• **EXERCISE AIM**: Leaving out the pictures, retype all the material exactly.

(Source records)

※

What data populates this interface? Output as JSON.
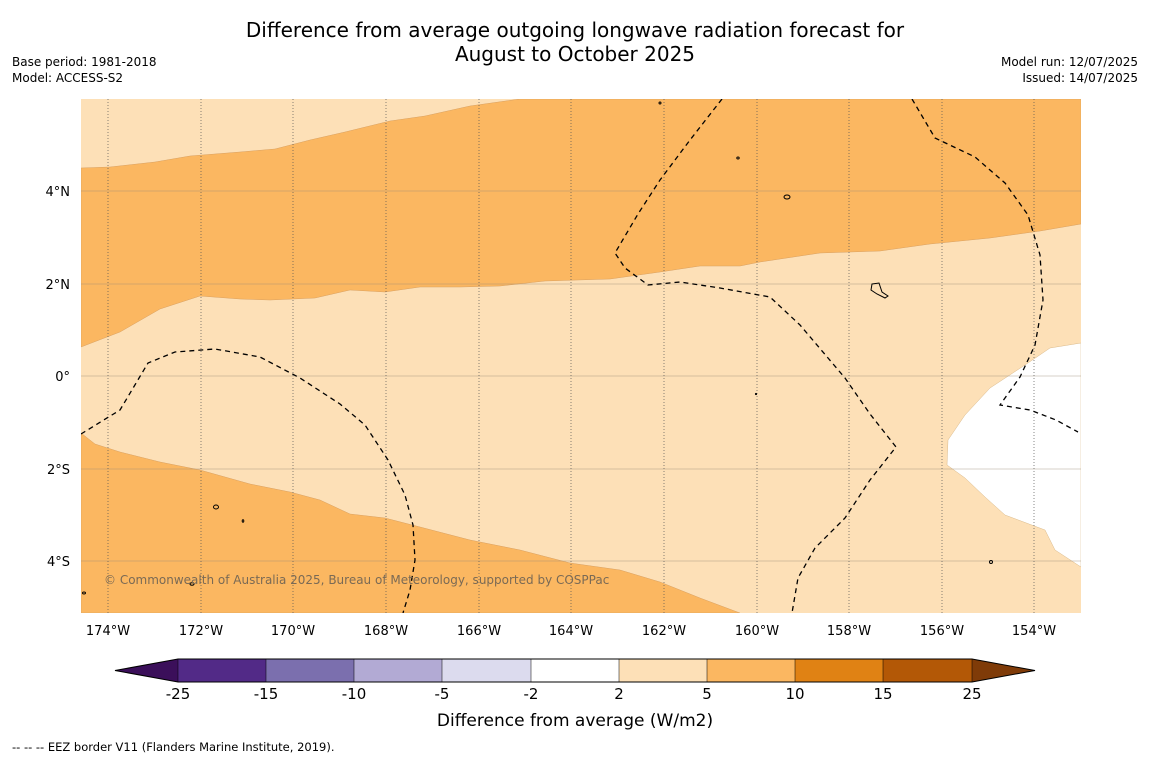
{
  "title_line1": "Difference from average outgoing longwave radiation forecast for",
  "title_line2": "August to October 2025",
  "base_period": "Base period: 1981-2018",
  "model": "Model: ACCESS-S2",
  "model_run": "Model run: 12/07/2025",
  "issued": "Issued: 14/07/2025",
  "copyright": "© Commonwealth of Australia 2025, Bureau of Meteorology, supported by COSPPac",
  "footnote": "--  --  -- EEZ border V11 (Flanders Marine Institute, 2019).",
  "map": {
    "lat_labels": [
      "4°N",
      "2°N",
      "0°",
      "2°S",
      "4°S"
    ],
    "lon_labels": [
      "174°W",
      "172°W",
      "170°W",
      "168°W",
      "166°W",
      "164°W",
      "162°W",
      "160°W",
      "158°W",
      "156°W",
      "154°W"
    ],
    "extent": {
      "lon_west": -174.6,
      "lon_east": -153.0,
      "lat_south": -5.2,
      "lat_north": 5.85
    }
  },
  "colorbar": {
    "title": "Difference from average (W/m2)",
    "tick_labels": [
      "-25",
      "-15",
      "-10",
      "-5",
      "-2",
      "2",
      "5",
      "10",
      "15",
      "25"
    ],
    "colors": [
      "#3b0f5a",
      "#522a87",
      "#7b6fae",
      "#b2aad4",
      "#dcdbee",
      "#ffffff",
      "#fde0b7",
      "#fbb761",
      "#e08214",
      "#b35806",
      "#7f3b08"
    ]
  }
}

※

• **ANSWER BELOW**:
What data populates this interface? Output as JSON.
{
  "title_line1": "Difference from average outgoing longwave radiation forecast for",
  "title_line2": "August to October 2025",
  "base_period": "Base period: 1981-2018",
  "model": "Model: ACCESS-S2",
  "model_run": "Model run: 12/07/2025",
  "issued": "Issued: 14/07/2025",
  "copyright": "© Commonwealth of Australia 2025, Bureau of Meteorology, supported by COSPPac",
  "footnote": "--  --  -- EEZ border V11 (Flanders Marine Institute, 2019).",
  "map": {
    "lat_labels": [
      "4°N",
      "2°N",
      "0°",
      "2°S",
      "4°S"
    ],
    "lon_labels": [
      "174°W",
      "172°W",
      "170°W",
      "168°W",
      "166°W",
      "164°W",
      "162°W",
      "160°W",
      "158°W",
      "156°W",
      "154°W"
    ],
    "extent": {
      "lon_west": -174.6,
      "lon_east": -153.0,
      "lat_south": -5.2,
      "lat_north": 5.85
    }
  },
  "colorbar": {
    "title": "Difference from average (W/m2)",
    "tick_labels": [
      "-25",
      "-15",
      "-10",
      "-5",
      "-2",
      "2",
      "5",
      "10",
      "15",
      "25"
    ],
    "colors": [
      "#3b0f5a",
      "#522a87",
      "#7b6fae",
      "#b2aad4",
      "#dcdbee",
      "#ffffff",
      "#fde0b7",
      "#fbb761",
      "#e08214",
      "#b35806",
      "#7f3b08"
    ]
  }
}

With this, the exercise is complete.